Selected passage:
* * *

And here's where I bump into a stubborn VPP dataplane. I would've expected the input and output
packet shaping to occur on both the untagged interface `e0` as well as the tagged interface
`xe0.10`, but alas, the policer only works in one of these four cases. Ouch!

I read the code around `vnet/src/policer/` and understand the following:
*   On input, the policer is applied on `device-input` which is the Phy, not the Sub-Interface. This
    explains why the policer works on untagged, but not on tagged interfaces.
*   On output, the policer is applied on `ip4-output` and `ip6-output`, which works only for L3
    enabled interfaces, not for L2 ones like the ones in this bridge domain.

I also tried to work with classifiers, like in the MAC address filtering above -- but I concluded
here as well, that the policer works only on input, not on output. So the mission is now to figure
out how to enable an L2 policer on (1) untagged output, and (2) tagged in- and output.

**❌ Requirement #3 is not implemented!**

## What's Next

It's too bad that policers are a bit fickle. That's quite unfortunate, but I think fixable. I've
started a thread on `vpp-dev@` to discuss, and will reach out to Stanislav who added the
_policer output_ capability in commit `e5a3ae0179`.

Of course, this is just a proof of concept. I typed most of the configuration by hand on the VPP IXP
Gateway, just to show a few of the more advanced features of VPP. For me, this triggered a whole new
line of thinking: classifiers. This extract/match/act pattern can be used in policers, ACLs and
arbitrary traffic redirection through VPP's directed graph (eg. selecting a next node for
processing). I'm going to deep-dive into this classifier behavior in an upcoming article, and see
how I might add this to [[vppcfg](https://git.ipng.ch/ipng/vppcfg.git)], because I think it
would be super powerful to abstract away the rather complex underlying API into something a little
bit more ... user friendly. Stay tuned! :)

* * *

Goal: According to the VPP policer write-up above, what can the extract/match/act pattern be used in? List each item.

Entries:
* * *

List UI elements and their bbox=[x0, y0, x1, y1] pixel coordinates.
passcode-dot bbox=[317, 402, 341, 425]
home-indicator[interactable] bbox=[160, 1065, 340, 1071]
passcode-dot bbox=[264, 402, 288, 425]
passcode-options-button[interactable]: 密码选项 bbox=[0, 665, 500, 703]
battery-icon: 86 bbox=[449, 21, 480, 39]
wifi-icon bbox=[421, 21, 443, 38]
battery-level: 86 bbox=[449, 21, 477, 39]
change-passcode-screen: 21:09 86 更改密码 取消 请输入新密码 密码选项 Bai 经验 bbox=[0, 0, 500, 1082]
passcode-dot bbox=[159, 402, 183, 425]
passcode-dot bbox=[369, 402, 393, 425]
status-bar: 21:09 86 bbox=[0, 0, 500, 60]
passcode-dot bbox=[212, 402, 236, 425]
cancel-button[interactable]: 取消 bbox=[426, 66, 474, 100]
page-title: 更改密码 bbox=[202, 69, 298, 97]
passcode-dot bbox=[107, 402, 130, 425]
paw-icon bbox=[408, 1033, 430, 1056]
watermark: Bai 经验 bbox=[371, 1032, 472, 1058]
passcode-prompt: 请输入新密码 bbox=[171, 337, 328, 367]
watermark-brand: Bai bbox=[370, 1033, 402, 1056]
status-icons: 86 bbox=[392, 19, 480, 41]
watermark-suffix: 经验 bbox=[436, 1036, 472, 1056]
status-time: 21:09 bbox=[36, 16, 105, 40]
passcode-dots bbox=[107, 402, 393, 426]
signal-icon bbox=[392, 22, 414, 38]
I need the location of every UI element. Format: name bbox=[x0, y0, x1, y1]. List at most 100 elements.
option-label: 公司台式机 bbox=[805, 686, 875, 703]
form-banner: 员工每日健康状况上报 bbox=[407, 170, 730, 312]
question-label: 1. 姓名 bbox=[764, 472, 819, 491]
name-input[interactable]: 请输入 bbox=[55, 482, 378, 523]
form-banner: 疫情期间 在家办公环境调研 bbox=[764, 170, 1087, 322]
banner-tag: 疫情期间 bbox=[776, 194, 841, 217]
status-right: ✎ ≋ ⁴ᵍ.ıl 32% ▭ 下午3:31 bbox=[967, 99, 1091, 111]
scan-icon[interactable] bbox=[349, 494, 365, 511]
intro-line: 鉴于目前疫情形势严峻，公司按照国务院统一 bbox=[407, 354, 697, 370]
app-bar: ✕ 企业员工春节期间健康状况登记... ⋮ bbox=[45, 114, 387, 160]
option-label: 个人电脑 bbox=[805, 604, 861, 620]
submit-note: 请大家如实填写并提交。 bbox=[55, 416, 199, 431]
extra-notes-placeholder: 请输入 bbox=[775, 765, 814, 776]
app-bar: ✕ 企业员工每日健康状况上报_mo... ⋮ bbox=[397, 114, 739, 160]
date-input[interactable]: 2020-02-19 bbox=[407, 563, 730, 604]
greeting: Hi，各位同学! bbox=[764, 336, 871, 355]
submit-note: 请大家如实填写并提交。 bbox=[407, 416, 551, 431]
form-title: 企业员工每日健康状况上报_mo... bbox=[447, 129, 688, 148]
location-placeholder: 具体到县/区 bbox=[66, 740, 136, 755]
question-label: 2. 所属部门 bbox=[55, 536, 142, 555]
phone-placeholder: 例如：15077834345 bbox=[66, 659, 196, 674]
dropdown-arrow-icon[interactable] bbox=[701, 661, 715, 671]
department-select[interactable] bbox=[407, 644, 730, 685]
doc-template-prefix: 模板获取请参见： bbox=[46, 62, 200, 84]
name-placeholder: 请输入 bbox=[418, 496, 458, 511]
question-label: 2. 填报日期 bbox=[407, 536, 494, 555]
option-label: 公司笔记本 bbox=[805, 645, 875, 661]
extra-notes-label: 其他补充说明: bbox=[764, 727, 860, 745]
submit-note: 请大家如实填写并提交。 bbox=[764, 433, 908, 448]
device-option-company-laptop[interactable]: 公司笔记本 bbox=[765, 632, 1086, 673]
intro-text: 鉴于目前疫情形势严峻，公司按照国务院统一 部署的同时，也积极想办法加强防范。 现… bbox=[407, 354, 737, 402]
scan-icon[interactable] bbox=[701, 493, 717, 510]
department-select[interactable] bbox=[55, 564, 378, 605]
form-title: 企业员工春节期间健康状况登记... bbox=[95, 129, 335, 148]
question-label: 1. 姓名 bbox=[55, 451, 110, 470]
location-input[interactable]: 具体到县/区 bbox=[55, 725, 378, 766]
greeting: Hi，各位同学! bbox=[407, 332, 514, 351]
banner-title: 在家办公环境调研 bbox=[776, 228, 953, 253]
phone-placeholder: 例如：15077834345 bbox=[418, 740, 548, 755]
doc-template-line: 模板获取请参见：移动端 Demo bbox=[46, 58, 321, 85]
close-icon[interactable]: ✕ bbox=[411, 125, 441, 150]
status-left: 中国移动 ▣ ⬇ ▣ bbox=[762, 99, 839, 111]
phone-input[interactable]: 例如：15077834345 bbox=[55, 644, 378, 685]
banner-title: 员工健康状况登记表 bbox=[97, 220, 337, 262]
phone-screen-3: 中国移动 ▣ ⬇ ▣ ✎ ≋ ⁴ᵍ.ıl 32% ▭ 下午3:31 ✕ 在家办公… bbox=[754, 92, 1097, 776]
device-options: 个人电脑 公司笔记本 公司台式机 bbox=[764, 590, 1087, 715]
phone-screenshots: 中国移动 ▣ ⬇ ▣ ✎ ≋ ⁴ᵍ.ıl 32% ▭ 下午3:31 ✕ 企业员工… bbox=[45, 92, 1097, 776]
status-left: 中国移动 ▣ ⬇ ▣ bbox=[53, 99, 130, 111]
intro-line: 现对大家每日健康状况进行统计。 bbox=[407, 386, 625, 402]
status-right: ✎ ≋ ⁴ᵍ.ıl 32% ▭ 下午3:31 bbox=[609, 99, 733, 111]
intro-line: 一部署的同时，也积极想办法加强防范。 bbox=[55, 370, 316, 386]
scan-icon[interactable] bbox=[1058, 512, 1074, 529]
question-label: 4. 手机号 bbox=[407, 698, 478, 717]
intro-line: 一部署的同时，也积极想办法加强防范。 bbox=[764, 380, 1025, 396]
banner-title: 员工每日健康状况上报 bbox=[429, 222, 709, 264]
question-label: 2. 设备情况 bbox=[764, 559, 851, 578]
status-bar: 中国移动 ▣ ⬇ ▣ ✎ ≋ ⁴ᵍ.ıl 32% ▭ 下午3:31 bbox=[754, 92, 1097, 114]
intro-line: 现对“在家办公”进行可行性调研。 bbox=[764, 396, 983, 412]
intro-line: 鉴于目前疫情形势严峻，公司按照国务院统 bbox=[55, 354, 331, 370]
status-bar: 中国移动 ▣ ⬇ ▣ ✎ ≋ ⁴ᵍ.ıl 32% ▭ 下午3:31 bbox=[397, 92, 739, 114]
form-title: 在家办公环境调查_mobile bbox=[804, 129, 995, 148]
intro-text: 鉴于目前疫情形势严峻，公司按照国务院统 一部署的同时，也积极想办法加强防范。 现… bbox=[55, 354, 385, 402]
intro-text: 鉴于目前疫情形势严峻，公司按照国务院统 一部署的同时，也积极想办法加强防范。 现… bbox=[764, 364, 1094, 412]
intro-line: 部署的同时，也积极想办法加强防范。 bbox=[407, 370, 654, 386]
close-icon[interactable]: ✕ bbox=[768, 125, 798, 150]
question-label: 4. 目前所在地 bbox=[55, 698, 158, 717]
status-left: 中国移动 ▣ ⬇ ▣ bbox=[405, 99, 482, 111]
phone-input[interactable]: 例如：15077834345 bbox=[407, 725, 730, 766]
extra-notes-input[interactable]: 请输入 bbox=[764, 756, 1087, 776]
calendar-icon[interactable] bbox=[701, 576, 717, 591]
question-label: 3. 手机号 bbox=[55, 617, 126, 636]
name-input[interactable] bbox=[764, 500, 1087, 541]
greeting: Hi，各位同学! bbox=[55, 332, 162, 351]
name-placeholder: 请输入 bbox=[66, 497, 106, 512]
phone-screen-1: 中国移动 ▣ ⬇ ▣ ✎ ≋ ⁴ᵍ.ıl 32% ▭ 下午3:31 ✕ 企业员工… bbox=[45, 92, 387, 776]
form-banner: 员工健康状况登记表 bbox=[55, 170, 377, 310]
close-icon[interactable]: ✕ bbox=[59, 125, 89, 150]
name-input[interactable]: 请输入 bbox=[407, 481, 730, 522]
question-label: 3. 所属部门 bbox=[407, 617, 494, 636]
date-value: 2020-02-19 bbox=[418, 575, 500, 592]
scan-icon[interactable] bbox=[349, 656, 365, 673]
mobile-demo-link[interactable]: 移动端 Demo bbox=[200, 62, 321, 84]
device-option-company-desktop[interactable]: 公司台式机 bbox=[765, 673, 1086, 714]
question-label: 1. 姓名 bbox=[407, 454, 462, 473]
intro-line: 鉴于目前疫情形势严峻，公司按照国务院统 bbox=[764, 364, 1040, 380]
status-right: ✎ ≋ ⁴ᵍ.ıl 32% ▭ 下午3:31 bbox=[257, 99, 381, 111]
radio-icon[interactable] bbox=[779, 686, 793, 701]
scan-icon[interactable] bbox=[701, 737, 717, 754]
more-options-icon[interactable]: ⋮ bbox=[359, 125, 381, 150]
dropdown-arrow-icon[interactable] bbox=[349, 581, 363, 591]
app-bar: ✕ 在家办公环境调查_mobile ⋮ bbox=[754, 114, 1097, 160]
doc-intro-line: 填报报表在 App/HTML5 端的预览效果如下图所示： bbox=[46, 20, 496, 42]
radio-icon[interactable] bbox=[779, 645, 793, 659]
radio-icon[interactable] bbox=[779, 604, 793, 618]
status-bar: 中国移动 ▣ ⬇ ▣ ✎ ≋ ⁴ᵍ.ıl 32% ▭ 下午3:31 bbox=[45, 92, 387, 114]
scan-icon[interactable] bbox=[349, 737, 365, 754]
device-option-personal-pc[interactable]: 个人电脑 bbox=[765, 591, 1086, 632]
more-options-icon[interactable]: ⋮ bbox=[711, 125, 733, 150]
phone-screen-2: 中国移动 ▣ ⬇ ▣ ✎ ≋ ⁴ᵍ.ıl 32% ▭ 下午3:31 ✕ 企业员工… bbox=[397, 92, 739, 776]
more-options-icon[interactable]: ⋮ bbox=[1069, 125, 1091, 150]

* * *

Exercise solution:
- Policers
- ACLs
- Arbitrary traffic redirection through VPP's directed graph (e.g., selecting a next node for processing)